Extracts from a graphics dataset:
begin
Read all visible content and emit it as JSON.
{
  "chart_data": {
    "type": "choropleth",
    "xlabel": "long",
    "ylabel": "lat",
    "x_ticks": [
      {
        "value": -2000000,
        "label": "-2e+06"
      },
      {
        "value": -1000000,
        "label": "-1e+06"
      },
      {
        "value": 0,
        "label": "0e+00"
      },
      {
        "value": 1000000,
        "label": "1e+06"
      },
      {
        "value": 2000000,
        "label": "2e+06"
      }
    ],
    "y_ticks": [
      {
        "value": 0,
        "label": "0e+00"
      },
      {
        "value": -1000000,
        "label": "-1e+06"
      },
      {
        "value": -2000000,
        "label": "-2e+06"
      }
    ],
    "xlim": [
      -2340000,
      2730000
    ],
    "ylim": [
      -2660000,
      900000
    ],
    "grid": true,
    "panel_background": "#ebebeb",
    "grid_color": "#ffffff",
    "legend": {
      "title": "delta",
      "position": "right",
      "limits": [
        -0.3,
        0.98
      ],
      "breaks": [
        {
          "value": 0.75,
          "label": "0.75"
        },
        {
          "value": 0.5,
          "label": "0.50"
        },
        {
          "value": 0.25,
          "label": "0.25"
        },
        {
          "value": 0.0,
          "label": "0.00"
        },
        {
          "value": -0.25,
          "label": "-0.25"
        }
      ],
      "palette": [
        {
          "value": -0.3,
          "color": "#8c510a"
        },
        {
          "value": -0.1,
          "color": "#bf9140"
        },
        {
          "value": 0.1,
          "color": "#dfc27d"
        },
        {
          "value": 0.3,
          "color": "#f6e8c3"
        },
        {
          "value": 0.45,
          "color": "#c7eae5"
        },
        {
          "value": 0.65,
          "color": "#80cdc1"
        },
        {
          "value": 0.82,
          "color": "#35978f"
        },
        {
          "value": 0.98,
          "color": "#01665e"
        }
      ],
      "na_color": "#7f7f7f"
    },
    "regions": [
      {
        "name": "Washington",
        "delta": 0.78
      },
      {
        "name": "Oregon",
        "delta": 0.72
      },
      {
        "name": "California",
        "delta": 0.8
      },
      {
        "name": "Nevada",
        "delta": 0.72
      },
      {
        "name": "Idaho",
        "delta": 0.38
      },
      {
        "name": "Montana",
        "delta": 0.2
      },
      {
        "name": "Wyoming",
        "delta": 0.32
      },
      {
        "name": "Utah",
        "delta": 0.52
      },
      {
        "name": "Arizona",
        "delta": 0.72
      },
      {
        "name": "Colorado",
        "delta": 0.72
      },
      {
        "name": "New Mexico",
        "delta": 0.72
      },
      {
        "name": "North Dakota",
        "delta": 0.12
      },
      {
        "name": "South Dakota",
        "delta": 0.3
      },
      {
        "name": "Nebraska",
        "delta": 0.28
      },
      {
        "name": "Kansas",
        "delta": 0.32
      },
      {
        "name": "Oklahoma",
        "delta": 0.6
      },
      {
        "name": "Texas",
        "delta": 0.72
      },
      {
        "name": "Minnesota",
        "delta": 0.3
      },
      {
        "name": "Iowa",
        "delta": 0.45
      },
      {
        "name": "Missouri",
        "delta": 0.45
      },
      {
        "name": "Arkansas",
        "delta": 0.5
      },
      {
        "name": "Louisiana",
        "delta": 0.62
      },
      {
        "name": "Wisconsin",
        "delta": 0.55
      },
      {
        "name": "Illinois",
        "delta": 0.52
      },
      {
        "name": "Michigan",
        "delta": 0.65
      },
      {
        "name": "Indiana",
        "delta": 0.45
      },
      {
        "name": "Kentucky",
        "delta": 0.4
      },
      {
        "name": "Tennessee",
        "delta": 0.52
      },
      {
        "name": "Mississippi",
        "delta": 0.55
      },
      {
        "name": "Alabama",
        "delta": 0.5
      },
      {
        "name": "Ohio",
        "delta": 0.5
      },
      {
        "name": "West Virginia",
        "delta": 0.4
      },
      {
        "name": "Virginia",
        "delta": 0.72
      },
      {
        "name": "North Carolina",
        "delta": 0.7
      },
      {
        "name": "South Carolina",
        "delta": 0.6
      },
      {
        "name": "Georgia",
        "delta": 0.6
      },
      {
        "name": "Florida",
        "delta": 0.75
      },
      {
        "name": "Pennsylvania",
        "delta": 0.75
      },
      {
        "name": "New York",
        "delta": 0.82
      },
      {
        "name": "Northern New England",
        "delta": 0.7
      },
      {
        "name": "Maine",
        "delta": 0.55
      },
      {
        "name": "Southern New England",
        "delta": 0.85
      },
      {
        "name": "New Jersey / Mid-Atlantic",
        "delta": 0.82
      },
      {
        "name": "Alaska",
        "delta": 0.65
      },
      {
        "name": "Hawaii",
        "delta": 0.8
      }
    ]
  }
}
end
- Directions for this task -
Every entry must be retyped in full, exactly as given.

- Response to the task -
Read all visible content and emit it as JSON.
{
  "chart_data": {
    "type": "choropleth",
    "xlabel": "long",
    "ylabel": "lat",
    "x_ticks": [
      {
        "value": -2000000,
        "label": "-2e+06"
      },
      {
        "value": -1000000,
        "label": "-1e+06"
      },
      {
        "value": 0,
        "label": "0e+00"
      },
      {
        "value": 1000000,
        "label": "1e+06"
      },
      {
        "value": 2000000,
        "label": "2e+06"
      }
    ],
    "y_ticks": [
      {
        "value": 0,
        "label": "0e+00"
      },
      {
        "value": -1000000,
        "label": "-1e+06"
      },
      {
        "value": -2000000,
        "label": "-2e+06"
      }
    ],
    "xlim": [
      -2340000,
      2730000
    ],
    "ylim": [
      -2660000,
      900000
    ],
    "grid": true,
    "panel_background": "#ebebeb",
    "grid_color": "#ffffff",
    "legend": {
      "title": "delta",
      "position": "right",
      "limits": [
        -0.3,
        0.98
      ],
      "breaks": [
        {
          "value": 0.75,
          "label": "0.75"
        },
        {
          "value": 0.5,
          "label": "0.50"
        },
        {
          "value": 0.25,
          "label": "0.25"
        },
        {
          "value": 0.0,
          "label": "0.00"
        },
        {
          "value": -0.25,
          "label": "-0.25"
        }
      ],
      "palette": [
        {
          "value": -0.3,
          "color": "#8c510a"
        },
        {
          "value": -0.1,
          "color": "#bf9140"
        },
        {
          "value": 0.1,
          "color": "#dfc27d"
        },
        {
          "value": 0.3,
          "color": "#f6e8c3"
        },
        {
          "value": 0.45,
          "color": "#c7eae5"
        },
        {
          "value": 0.65,
          "color": "#80cdc1"
        },
        {
          "value": 0.82,
          "color": "#35978f"
        },
        {
          "value": 0.98,
          "color": "#01665e"
        }
      ],
      "na_color": "#7f7f7f"
    },
    "regions": [
      {
        "name": "Washington",
        "delta": 0.78
      },
      {
        "name": "Oregon",
        "delta": 0.72
      },
      {
        "name": "California",
        "delta": 0.8
      },
      {
        "name": "Nevada",
        "delta": 0.72
      },
      {
        "name": "Idaho",
        "delta": 0.38
      },
      {
        "name": "Montana",
        "delta": 0.2
      },
      {
        "name": "Wyoming",
        "delta": 0.32
      },
      {
        "name": "Utah",
        "delta": 0.52
      },
      {
        "name": "Arizona",
        "delta": 0.72
      },
      {
        "name": "Colorado",
        "delta": 0.72
      },
      {
        "name": "New Mexico",
        "delta": 0.72
      },
      {
        "name": "North Dakota",
        "delta": 0.12
      },
      {
        "name": "South Dakota",
        "delta": 0.3
      },
      {
        "name": "Nebraska",
        "delta": 0.28
      },
      {
        "name": "Kansas",
        "delta": 0.32
      },
      {
        "name": "Oklahoma",
        "delta": 0.6
      },
      {
        "name": "Texas",
        "delta": 0.72
      },
      {
        "name": "Minnesota",
        "delta": 0.3
      },
      {
        "name": "Iowa",
        "delta": 0.45
      },
      {
        "name": "Missouri",
        "delta": 0.45
      },
      {
        "name": "Arkansas",
        "delta": 0.5
      },
      {
        "name": "Louisiana",
        "delta": 0.62
      },
      {
        "name": "Wisconsin",
        "delta": 0.55
      },
      {
        "name": "Illinois",
        "delta": 0.52
      },
      {
        "name": "Michigan",
        "delta": 0.65
      },
      {
        "name": "Indiana",
        "delta": 0.45
      },
      {
        "name": "Kentucky",
        "delta": 0.4
      },
      {
        "name": "Tennessee",
        "delta": 0.52
      },
      {
        "name": "Mississippi",
        "delta": 0.55
      },
      {
        "name": "Alabama",
        "delta": 0.5
      },
      {
        "name": "Ohio",
        "delta": 0.5
      },
      {
        "name": "West Virginia",
        "delta": 0.4
      },
      {
        "name": "Virginia",
        "delta": 0.72
      },
      {
        "name": "North Carolina",
        "delta": 0.7
      },
      {
        "name": "South Carolina",
        "delta": 0.6
      },
      {
        "name": "Georgia",
        "delta": 0.6
      },
      {
        "name": "Florida",
        "delta": 0.75
      },
      {
        "name": "Pennsylvania",
        "delta": 0.75
      },
      {
        "name": "New York",
        "delta": 0.82
      },
      {
        "name": "Northern New England",
        "delta": 0.7
      },
      {
        "name": "Maine",
        "delta": 0.55
      },
      {
        "name": "Southern New England",
        "delta": 0.85
      },
      {
        "name": "New Jersey / Mid-Atlantic",
        "delta": 0.82
      },
      {
        "name": "Alaska",
        "delta": 0.65
      },
      {
        "name": "Hawaii",
        "delta": 0.8
      }
    ]
  }
}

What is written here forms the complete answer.